| Written problem |
Pull out each line of the records holding the string "JSON".

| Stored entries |
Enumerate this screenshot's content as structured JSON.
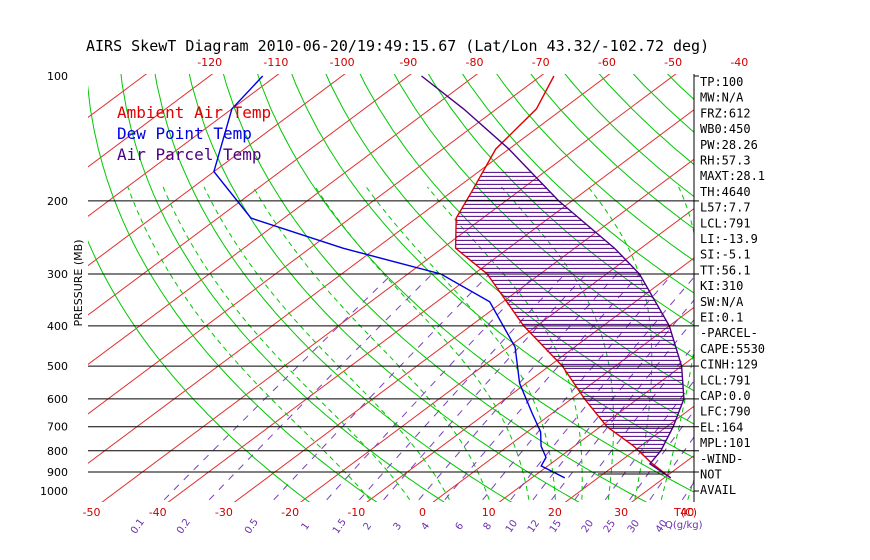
{
  "chart_data": {
    "type": "line",
    "title": "AIRS SkewT Diagram 2010-06-20/19:49:15.67 (Lat/Lon 43.32/-102.72 deg)",
    "ylabel": "PRESSURE (MB)",
    "xlabel": "T(C)",
    "mixing_label": "Q(g/kg)",
    "ylim": [
      1000,
      100
    ],
    "y_scale": "log",
    "pressure_ticks": [
      "100",
      "200",
      "300",
      "400",
      "500",
      "600",
      "700",
      "800",
      "900",
      "1000"
    ],
    "top_temp_ticks": [
      "-120",
      "-110",
      "-100",
      "-90",
      "-80",
      "-70",
      "-60",
      "-50",
      "-40"
    ],
    "bottom_temp_ticks": [
      "-50",
      "-40",
      "-30",
      "-20",
      "-10",
      "0",
      "10",
      "20",
      "30",
      "40"
    ],
    "mixing_ratio_ticks": [
      "0.1",
      "0.2",
      "0.5",
      "1",
      "1.5",
      "2",
      "3",
      "4",
      "6",
      "8",
      "10",
      "12",
      "15",
      "20",
      "25",
      "30",
      "40"
    ],
    "legend": [
      "Ambient Air Temp",
      "Dew Point Temp",
      "Air Parcel Temp"
    ],
    "series": [
      {
        "name": "Ambient Air Temp",
        "color": "#e00000",
        "points": [
          [
            930,
            31
          ],
          [
            855,
            25
          ],
          [
            780,
            19
          ],
          [
            700,
            11
          ],
          [
            600,
            2
          ],
          [
            500,
            -8
          ],
          [
            400,
            -22
          ],
          [
            300,
            -38
          ],
          [
            260,
            -48
          ],
          [
            220,
            -54
          ],
          [
            190,
            -57
          ],
          [
            150,
            -62
          ],
          [
            120,
            -64
          ],
          [
            100,
            -68
          ]
        ]
      },
      {
        "name": "Dew Point Temp",
        "color": "#0000e0",
        "points": [
          [
            930,
            15
          ],
          [
            870,
            9
          ],
          [
            830,
            8
          ],
          [
            780,
            5
          ],
          [
            720,
            2
          ],
          [
            650,
            -3
          ],
          [
            550,
            -11
          ],
          [
            450,
            -19
          ],
          [
            350,
            -32
          ],
          [
            300,
            -45
          ],
          [
            260,
            -65
          ],
          [
            220,
            -85
          ],
          [
            170,
            -100
          ],
          [
            120,
            -110
          ],
          [
            100,
            -112
          ]
        ]
      },
      {
        "name": "Air Parcel Temp",
        "color": "#4b0082",
        "points": [
          [
            930,
            31
          ],
          [
            860,
            25
          ],
          [
            800,
            24
          ],
          [
            700,
            21
          ],
          [
            600,
            17
          ],
          [
            500,
            10
          ],
          [
            400,
            0
          ],
          [
            300,
            -15
          ],
          [
            260,
            -24
          ],
          [
            200,
            -42
          ],
          [
            150,
            -60
          ],
          [
            120,
            -75
          ],
          [
            100,
            -88
          ]
        ]
      }
    ],
    "stats": [
      "TP:100",
      "MW:N/A",
      "FRZ:612",
      "WB0:450",
      "PW:28.26",
      "RH:57.3",
      "MAXT:28.1",
      "TH:4640",
      "L57:7.7",
      "LCL:791",
      "LI:-13.9",
      "SI:-5.1",
      "TT:56.1",
      "KI:310",
      "SW:N/A",
      "EI:0.1",
      "-PARCEL-",
      "CAPE:5530",
      "CINH:129",
      "LCL:791",
      "CAP:0.0",
      "LFC:790",
      "EL:164",
      "MPL:101",
      "-WIND-",
      "NOT",
      "AVAIL"
    ],
    "colors": {
      "isotherm": "#e03030",
      "dry_adiabat": "#00c800",
      "moist_adiabat": "#00c800",
      "mixing_ratio": "#7a3fc0",
      "isobar": "#000000",
      "hatch": "#4b0082",
      "axis_tick_text": "#d00000",
      "mixing_text": "#6a2fb0"
    }
  }
}
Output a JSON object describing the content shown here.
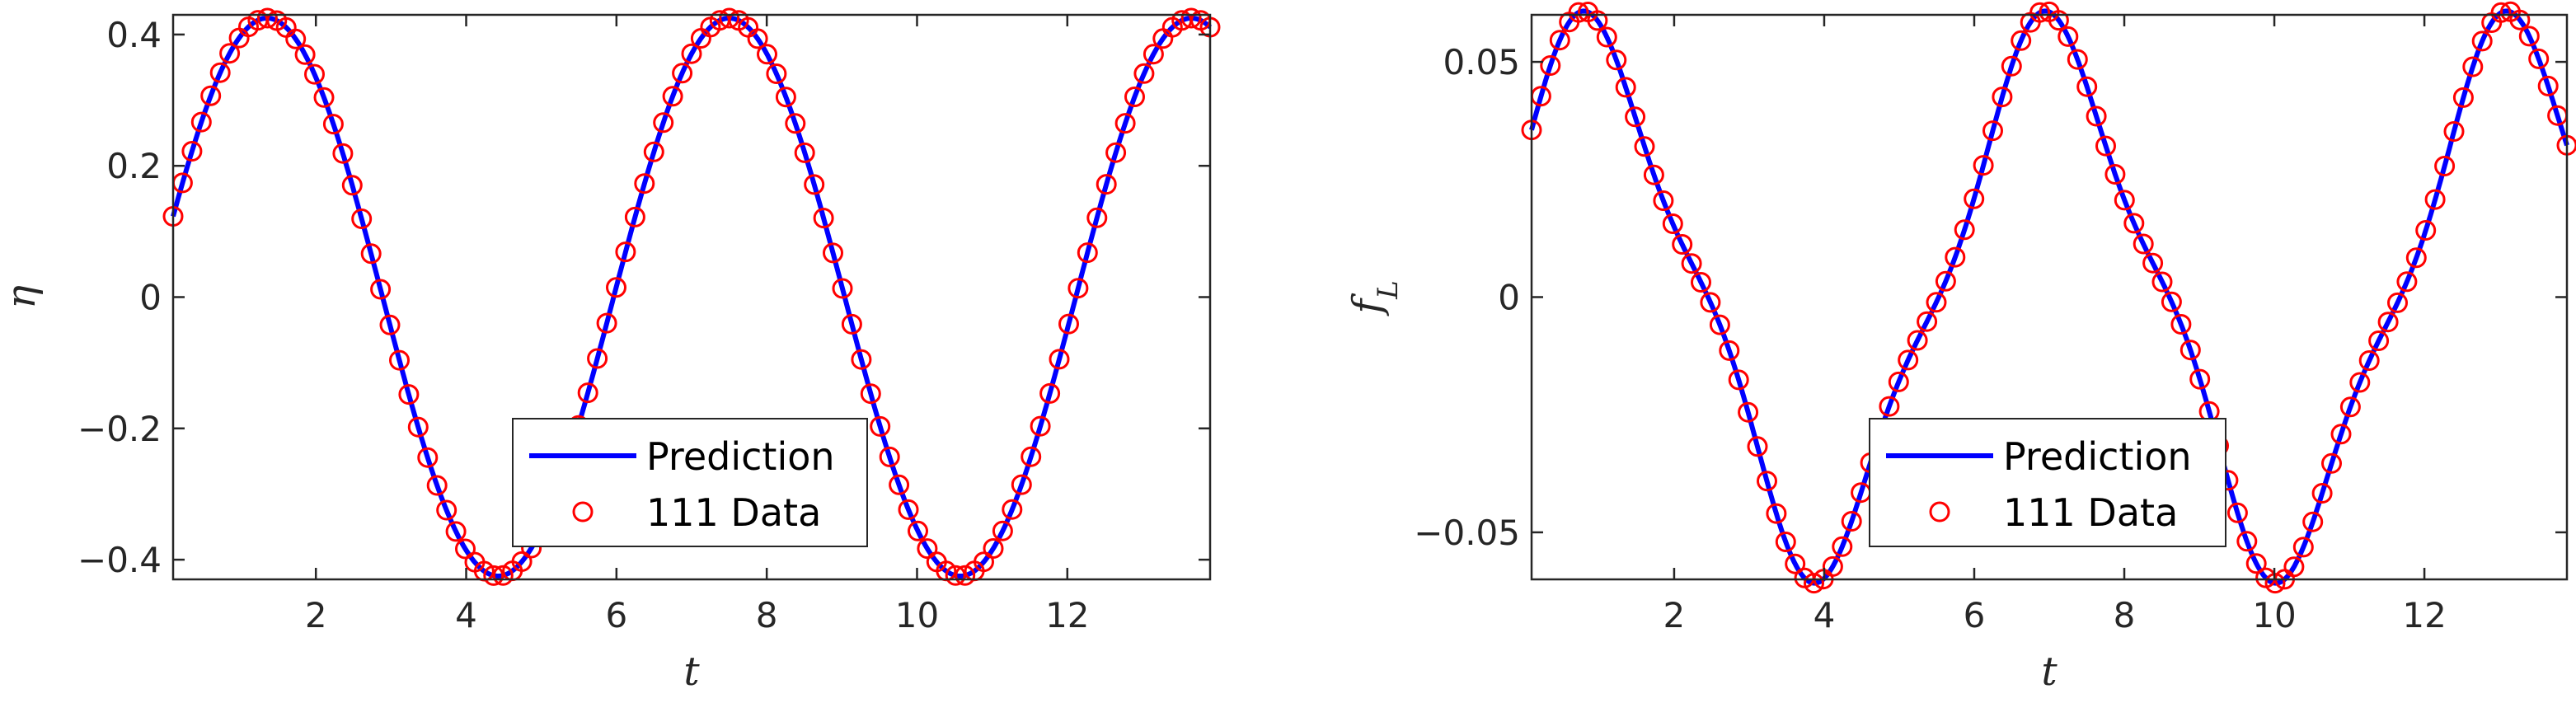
{
  "colors": {
    "prediction": "#0000ff",
    "data": "#ff0000",
    "axis": "#262626"
  },
  "chart_data": [
    {
      "type": "line",
      "xlabel": "t",
      "ylabel": "η",
      "xlim": [
        0.1,
        13.9
      ],
      "ylim": [
        -0.43,
        0.43
      ],
      "xticks": [
        2,
        4,
        6,
        8,
        10,
        12
      ],
      "xtick_labels": [
        "2",
        "4",
        "6",
        "8",
        "10",
        "12"
      ],
      "yticks": [
        -0.4,
        -0.2,
        0,
        0.2,
        0.4
      ],
      "ytick_labels": [
        "−0.4",
        "−0.2",
        "0",
        "0.2",
        "0.4"
      ],
      "legend": {
        "position": "bottom-center",
        "entries": [
          "Prediction",
          "111 Data"
        ]
      },
      "curve": {
        "kind": "sine",
        "amplitude": 0.425,
        "period": 6.15,
        "phase_peak_t": 1.35,
        "t_start": 0.1,
        "t_end": 13.9
      },
      "series": [
        {
          "name": "Prediction",
          "style": "line"
        },
        {
          "name": "111 Data",
          "style": "circle-markers",
          "count": 111
        }
      ]
    },
    {
      "type": "line",
      "xlabel": "t",
      "ylabel": "f_L",
      "xlim": [
        0.1,
        13.9
      ],
      "ylim": [
        -0.06,
        0.06
      ],
      "xticks": [
        2,
        4,
        6,
        8,
        10,
        12
      ],
      "xtick_labels": [
        "2",
        "4",
        "6",
        "8",
        "10",
        "12"
      ],
      "yticks": [
        -0.05,
        0,
        0.05
      ],
      "ytick_labels": [
        "−0.05",
        "0",
        "0.05"
      ],
      "legend": {
        "position": "bottom-center",
        "entries": [
          "Prediction",
          "111 Data"
        ]
      },
      "curve": {
        "kind": "sine-with-harmonic",
        "amplitude": 0.058,
        "period": 6.15,
        "phase_peak_t": 0.85,
        "harmonic_amplitude": 0.008,
        "harmonic_phase": 0.3,
        "t_start": 0.1,
        "t_end": 13.9
      },
      "series": [
        {
          "name": "Prediction",
          "style": "line"
        },
        {
          "name": "111 Data",
          "style": "circle-markers",
          "count": 111
        }
      ]
    }
  ]
}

| Solved exercise |
Enumerate this screenshot's content as structured JSON.
Output a JSON object describing the content shown here.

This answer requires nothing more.